# Exercise brief:
Repeat every record below exactly, omitting any pictures.

# Information provided:
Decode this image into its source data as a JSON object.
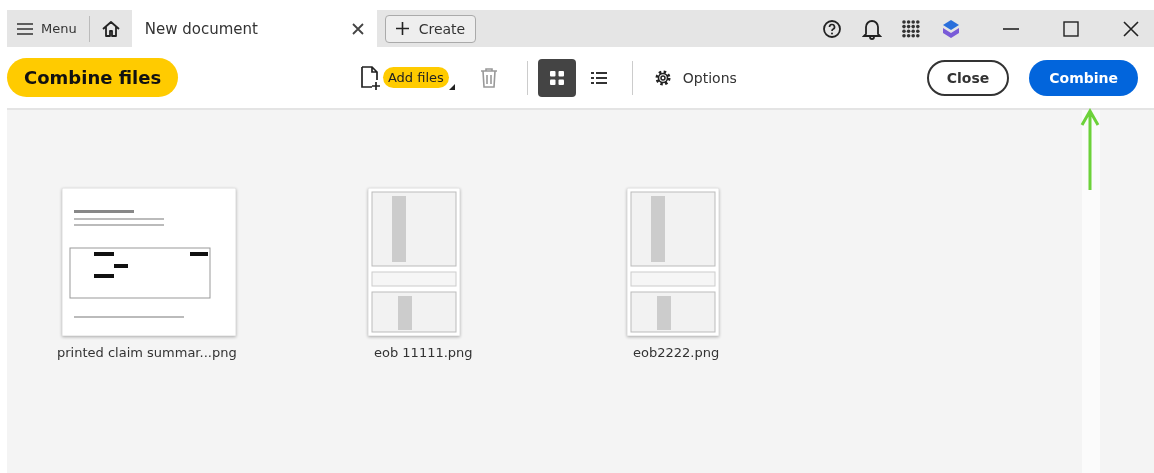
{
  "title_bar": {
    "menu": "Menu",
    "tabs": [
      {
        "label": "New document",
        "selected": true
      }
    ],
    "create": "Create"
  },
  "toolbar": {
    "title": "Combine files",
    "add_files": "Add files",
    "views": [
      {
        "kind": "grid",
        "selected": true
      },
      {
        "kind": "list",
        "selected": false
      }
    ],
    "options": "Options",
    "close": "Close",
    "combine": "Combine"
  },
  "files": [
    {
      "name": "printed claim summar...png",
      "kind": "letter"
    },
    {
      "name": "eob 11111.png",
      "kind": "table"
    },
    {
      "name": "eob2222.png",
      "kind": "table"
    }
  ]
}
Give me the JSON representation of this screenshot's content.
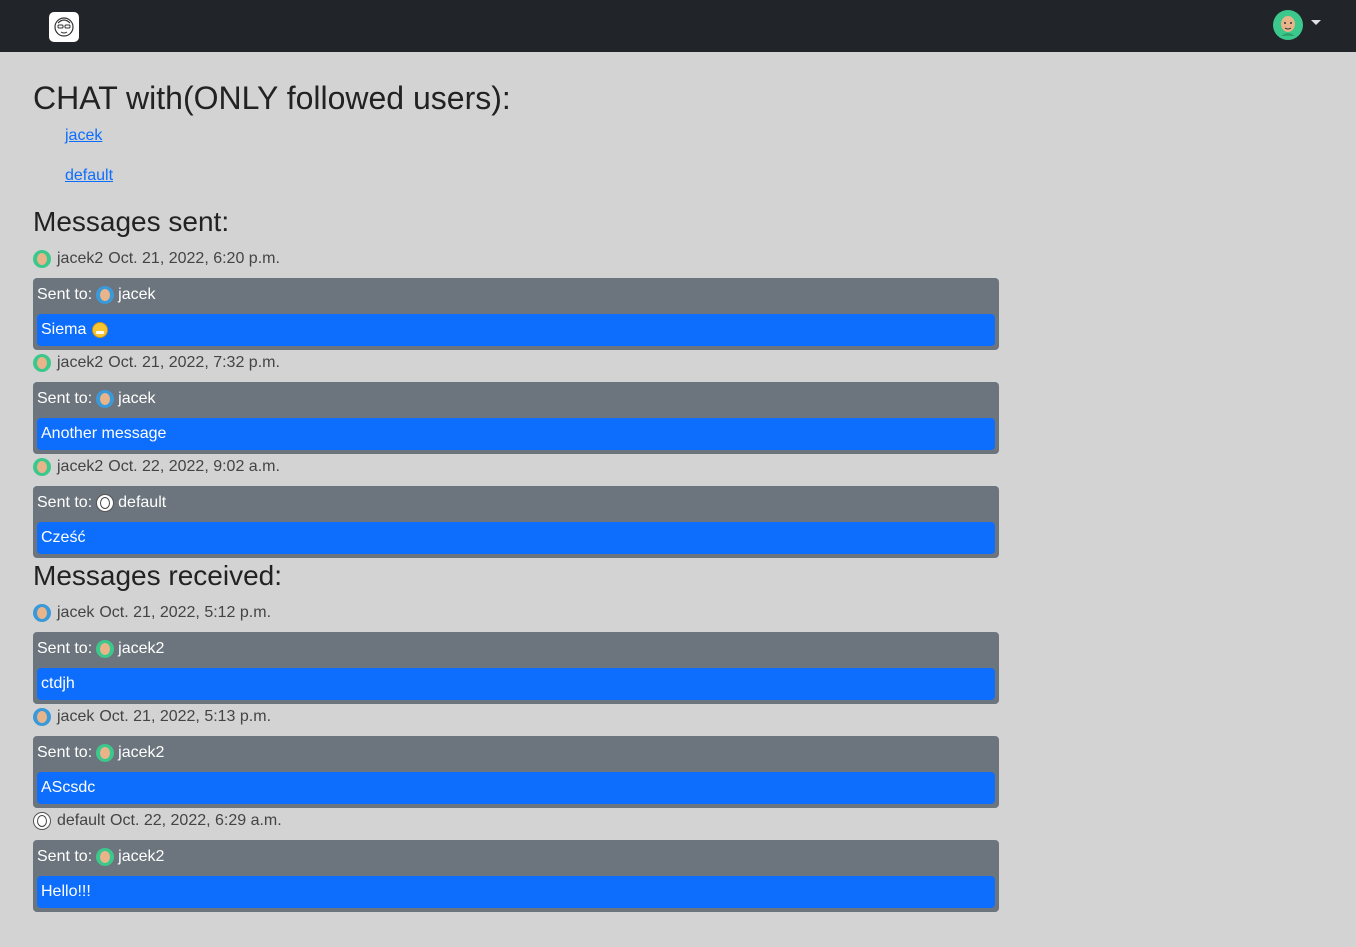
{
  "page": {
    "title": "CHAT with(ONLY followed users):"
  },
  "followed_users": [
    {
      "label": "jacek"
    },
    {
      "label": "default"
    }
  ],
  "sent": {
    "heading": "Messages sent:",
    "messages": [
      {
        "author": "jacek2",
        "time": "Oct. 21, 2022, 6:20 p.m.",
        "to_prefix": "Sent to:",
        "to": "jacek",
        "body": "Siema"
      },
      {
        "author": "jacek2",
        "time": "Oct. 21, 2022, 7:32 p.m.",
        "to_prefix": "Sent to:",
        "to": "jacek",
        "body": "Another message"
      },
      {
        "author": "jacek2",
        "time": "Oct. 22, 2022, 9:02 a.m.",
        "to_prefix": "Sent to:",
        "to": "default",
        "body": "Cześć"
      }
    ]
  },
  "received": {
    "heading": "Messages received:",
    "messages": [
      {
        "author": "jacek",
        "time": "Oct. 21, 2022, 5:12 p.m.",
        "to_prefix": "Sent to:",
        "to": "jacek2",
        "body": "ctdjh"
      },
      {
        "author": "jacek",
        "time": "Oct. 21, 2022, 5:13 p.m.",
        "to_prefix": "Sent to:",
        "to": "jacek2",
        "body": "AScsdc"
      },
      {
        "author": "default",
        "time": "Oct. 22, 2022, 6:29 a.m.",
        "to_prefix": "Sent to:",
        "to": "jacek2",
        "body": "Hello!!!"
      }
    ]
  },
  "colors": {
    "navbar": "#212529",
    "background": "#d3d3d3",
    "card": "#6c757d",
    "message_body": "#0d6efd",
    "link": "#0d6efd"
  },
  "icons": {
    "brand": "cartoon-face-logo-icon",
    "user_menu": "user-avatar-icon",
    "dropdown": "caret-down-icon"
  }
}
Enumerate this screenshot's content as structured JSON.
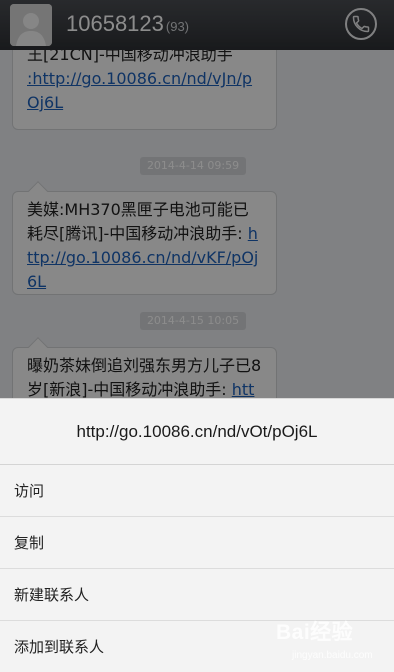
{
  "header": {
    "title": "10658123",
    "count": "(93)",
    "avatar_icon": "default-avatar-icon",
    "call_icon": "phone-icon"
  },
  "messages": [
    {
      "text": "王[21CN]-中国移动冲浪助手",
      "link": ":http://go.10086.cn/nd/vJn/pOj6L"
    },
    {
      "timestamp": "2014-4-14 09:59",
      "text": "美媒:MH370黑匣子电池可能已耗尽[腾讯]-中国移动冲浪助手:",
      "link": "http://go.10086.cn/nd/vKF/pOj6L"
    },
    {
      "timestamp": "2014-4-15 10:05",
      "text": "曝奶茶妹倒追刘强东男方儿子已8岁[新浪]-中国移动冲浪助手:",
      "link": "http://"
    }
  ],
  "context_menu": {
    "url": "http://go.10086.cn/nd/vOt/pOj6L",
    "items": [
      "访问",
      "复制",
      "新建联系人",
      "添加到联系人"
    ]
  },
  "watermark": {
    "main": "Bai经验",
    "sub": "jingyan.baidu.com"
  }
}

# Expected answer:
Decode this image into its source data as a JSON object.
{
  "title_bar": {
    "menu": "Menu",
    "tabs": [
      {
        "label": "New document",
        "selected": true
      }
    ],
    "create": "Create"
  },
  "toolbar": {
    "title": "Combine files",
    "add_files": "Add files",
    "views": [
      {
        "kind": "grid",
        "selected": true
      },
      {
        "kind": "list",
        "selected": false
      }
    ],
    "options": "Options",
    "close": "Close",
    "combine": "Combine"
  },
  "files": [
    {
      "name": "printed claim summar...png",
      "kind": "letter"
    },
    {
      "name": "eob 11111.png",
      "kind": "table"
    },
    {
      "name": "eob2222.png",
      "kind": "table"
    }
  ]
}
Give me the JSON representation of this screenshot's content.
{
  "page": {
    "title": "CHAT with(ONLY followed users):"
  },
  "followed_users": [
    {
      "label": "jacek"
    },
    {
      "label": "default"
    }
  ],
  "sent": {
    "heading": "Messages sent:",
    "messages": [
      {
        "author": "jacek2",
        "time": "Oct. 21, 2022, 6:20 p.m.",
        "to_prefix": "Sent to:",
        "to": "jacek",
        "body": "Siema"
      },
      {
        "author": "jacek2",
        "time": "Oct. 21, 2022, 7:32 p.m.",
        "to_prefix": "Sent to:",
        "to": "jacek",
        "body": "Another message"
      },
      {
        "author": "jacek2",
        "time": "Oct. 22, 2022, 9:02 a.m.",
        "to_prefix": "Sent to:",
        "to": "default",
        "body": "Cześć"
      }
    ]
  },
  "received": {
    "heading": "Messages received:",
    "messages": [
      {
        "author": "jacek",
        "time": "Oct. 21, 2022, 5:12 p.m.",
        "to_prefix": "Sent to:",
        "to": "jacek2",
        "body": "ctdjh"
      },
      {
        "author": "jacek",
        "time": "Oct. 21, 2022, 5:13 p.m.",
        "to_prefix": "Sent to:",
        "to": "jacek2",
        "body": "AScsdc"
      },
      {
        "author": "default",
        "time": "Oct. 22, 2022, 6:29 a.m.",
        "to_prefix": "Sent to:",
        "to": "jacek2",
        "body": "Hello!!!"
      }
    ]
  },
  "colors": {
    "navbar": "#212529",
    "background": "#d3d3d3",
    "card": "#6c757d",
    "message_body": "#0d6efd",
    "link": "#0d6efd"
  },
  "icons": {
    "brand": "cartoon-face-logo-icon",
    "user_menu": "user-avatar-icon",
    "dropdown": "caret-down-icon"
  }
}
Enumerate this screenshot's content as structured JSON.
{
  "header": {
    "title": "10658123",
    "count": "(93)",
    "avatar_icon": "default-avatar-icon",
    "call_icon": "phone-icon"
  },
  "messages": [
    {
      "text": "王[21CN]-中国移动冲浪助手",
      "link": ":http://go.10086.cn/nd/vJn/pOj6L"
    },
    {
      "timestamp": "2014-4-14 09:59",
      "text": "美媒:MH370黑匣子电池可能已耗尽[腾讯]-中国移动冲浪助手:",
      "link": "http://go.10086.cn/nd/vKF/pOj6L"
    },
    {
      "timestamp": "2014-4-15 10:05",
      "text": "曝奶茶妹倒追刘强东男方儿子已8岁[新浪]-中国移动冲浪助手:",
      "link": "http://"
    }
  ],
  "context_menu": {
    "url": "http://go.10086.cn/nd/vOt/pOj6L",
    "items": [
      "访问",
      "复制",
      "新建联系人",
      "添加到联系人"
    ]
  },
  "watermark": {
    "main": "Bai经验",
    "sub": "jingyan.baidu.com"
  }
}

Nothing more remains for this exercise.